> TRECHO
■ ■ ■
O espetáculo mistura teatro, música, dança e bonecos para reconstruir o universo da infância de Mandela e mostrar como gestos simples e cotidianos podem moldar valores de liberdade e justiça.
O elenco do musical inclui os atores Peter, Aline Valentim, Ella Fernandes, Wladimir Pinheiro e Vanessa Pascale, que também atua como assistente de direção e preparadora corporal. O texto é assinado por Ricardo Gomes e Mariana Jaspe, com direção artística de Arlindo Lopes e direção musical de Vladimir Pinheiro.
Segundo Arlindo Lopes, o projeto surgiu a partir da pesquisa dele, que já havia dirigido o musical infantil As Aventuras do Menino Iogue.
■ ■ ■
[Linhas de dados]
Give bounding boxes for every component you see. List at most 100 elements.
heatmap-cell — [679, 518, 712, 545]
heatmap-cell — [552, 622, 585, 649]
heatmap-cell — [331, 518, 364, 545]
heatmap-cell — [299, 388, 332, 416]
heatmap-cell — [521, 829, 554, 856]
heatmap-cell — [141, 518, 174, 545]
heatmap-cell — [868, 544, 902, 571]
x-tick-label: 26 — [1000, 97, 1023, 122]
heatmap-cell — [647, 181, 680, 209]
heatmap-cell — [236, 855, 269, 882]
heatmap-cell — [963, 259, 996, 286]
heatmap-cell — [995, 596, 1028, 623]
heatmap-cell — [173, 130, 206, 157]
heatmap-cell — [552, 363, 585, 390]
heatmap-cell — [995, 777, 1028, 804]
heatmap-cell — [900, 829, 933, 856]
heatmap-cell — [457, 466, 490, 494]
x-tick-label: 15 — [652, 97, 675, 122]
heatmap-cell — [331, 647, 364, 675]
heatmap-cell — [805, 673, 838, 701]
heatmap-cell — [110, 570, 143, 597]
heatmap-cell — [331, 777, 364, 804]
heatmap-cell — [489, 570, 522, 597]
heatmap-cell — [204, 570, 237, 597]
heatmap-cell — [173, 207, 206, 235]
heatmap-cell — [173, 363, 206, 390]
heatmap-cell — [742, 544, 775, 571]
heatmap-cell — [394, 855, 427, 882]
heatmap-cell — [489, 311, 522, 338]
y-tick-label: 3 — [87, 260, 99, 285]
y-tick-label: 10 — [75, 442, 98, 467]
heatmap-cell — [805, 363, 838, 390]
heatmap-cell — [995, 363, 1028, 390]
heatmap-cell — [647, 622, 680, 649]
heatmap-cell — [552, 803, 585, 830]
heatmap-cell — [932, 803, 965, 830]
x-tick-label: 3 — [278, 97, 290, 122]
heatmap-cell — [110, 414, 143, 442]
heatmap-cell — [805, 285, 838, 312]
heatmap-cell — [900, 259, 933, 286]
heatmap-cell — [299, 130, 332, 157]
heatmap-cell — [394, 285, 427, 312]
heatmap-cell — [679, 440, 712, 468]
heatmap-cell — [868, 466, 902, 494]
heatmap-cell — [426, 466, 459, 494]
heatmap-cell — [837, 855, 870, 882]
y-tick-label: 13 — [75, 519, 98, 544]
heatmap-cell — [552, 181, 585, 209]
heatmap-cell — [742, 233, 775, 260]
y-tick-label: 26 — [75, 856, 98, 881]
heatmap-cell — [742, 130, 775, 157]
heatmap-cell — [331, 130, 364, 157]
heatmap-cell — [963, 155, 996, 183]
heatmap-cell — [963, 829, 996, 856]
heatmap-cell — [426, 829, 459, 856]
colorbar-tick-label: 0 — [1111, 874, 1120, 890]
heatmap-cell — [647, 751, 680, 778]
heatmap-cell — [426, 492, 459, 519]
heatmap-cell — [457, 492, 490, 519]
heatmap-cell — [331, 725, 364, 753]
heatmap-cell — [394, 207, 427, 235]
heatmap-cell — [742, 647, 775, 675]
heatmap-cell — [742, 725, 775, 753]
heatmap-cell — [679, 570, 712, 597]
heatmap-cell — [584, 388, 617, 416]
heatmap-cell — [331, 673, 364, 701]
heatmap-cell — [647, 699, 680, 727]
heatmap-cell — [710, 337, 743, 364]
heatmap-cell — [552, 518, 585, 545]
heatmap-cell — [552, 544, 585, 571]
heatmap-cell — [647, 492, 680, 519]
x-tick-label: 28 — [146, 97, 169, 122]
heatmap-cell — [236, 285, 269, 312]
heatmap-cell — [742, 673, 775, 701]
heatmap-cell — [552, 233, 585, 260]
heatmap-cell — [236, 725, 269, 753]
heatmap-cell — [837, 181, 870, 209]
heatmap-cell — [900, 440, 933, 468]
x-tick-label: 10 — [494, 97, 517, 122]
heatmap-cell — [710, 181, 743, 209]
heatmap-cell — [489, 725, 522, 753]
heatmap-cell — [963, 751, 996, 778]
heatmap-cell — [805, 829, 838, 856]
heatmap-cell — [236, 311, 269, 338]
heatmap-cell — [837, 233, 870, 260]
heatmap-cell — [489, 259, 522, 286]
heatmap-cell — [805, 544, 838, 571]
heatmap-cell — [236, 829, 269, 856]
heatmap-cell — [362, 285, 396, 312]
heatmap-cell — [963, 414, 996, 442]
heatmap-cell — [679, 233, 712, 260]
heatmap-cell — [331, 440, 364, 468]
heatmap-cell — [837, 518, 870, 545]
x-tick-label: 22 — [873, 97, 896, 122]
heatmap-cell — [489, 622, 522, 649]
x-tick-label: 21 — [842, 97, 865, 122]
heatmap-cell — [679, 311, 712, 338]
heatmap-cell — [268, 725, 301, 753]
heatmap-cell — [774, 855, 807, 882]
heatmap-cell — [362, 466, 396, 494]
■ ■ ■
> TAREFAS
a – Liste todas as linguagens artísticas que, segundo o trecho sobre o musical, o espetáculo mistura.
b – Continue o trecho sobre o musical da infância de Mandela a partir da última frase.
A listagem não é necessária para nada do que se pede aqui.

> RESPOSTAS POR TAREFA
a – Teatro, música, dança e bonecos.

b –
“Eu comecei a fazer uma pesquisa sobre qual livro eu gostaria de adaptar. No meio dessa pesquisa, encontrei várias publicações infantis e infantojuvenis sobre a infância de Nelson Mandela, e isso me chamou a atenção. Por que tantos livros abordavam a infância dele? Então fui ler a autobiografia Longa Caminhada Até a Liberdade e fui entendendo a importância que a infância teve para ele”, contou Lopes.
O diretor salienta a valorização da infância do líder sul-africano, que voltou a morar em sua aldeia natal nos últimos anos de vida e também inspirou a construção do espetáculo.
“Aquilo me tocou muito, um homem idoso querendo se reconectar com a infância. Fez muito sentido para mim pensar nisso e descobrir particularidades da história dele que eu mesmo não conhecia, a relação com a natureza, com a mãe, o pai, a avó, as tias, e como se deu sua primeira formação. Até o momento em que ele ganha o nome ‘Nelson’, na escola”, observa.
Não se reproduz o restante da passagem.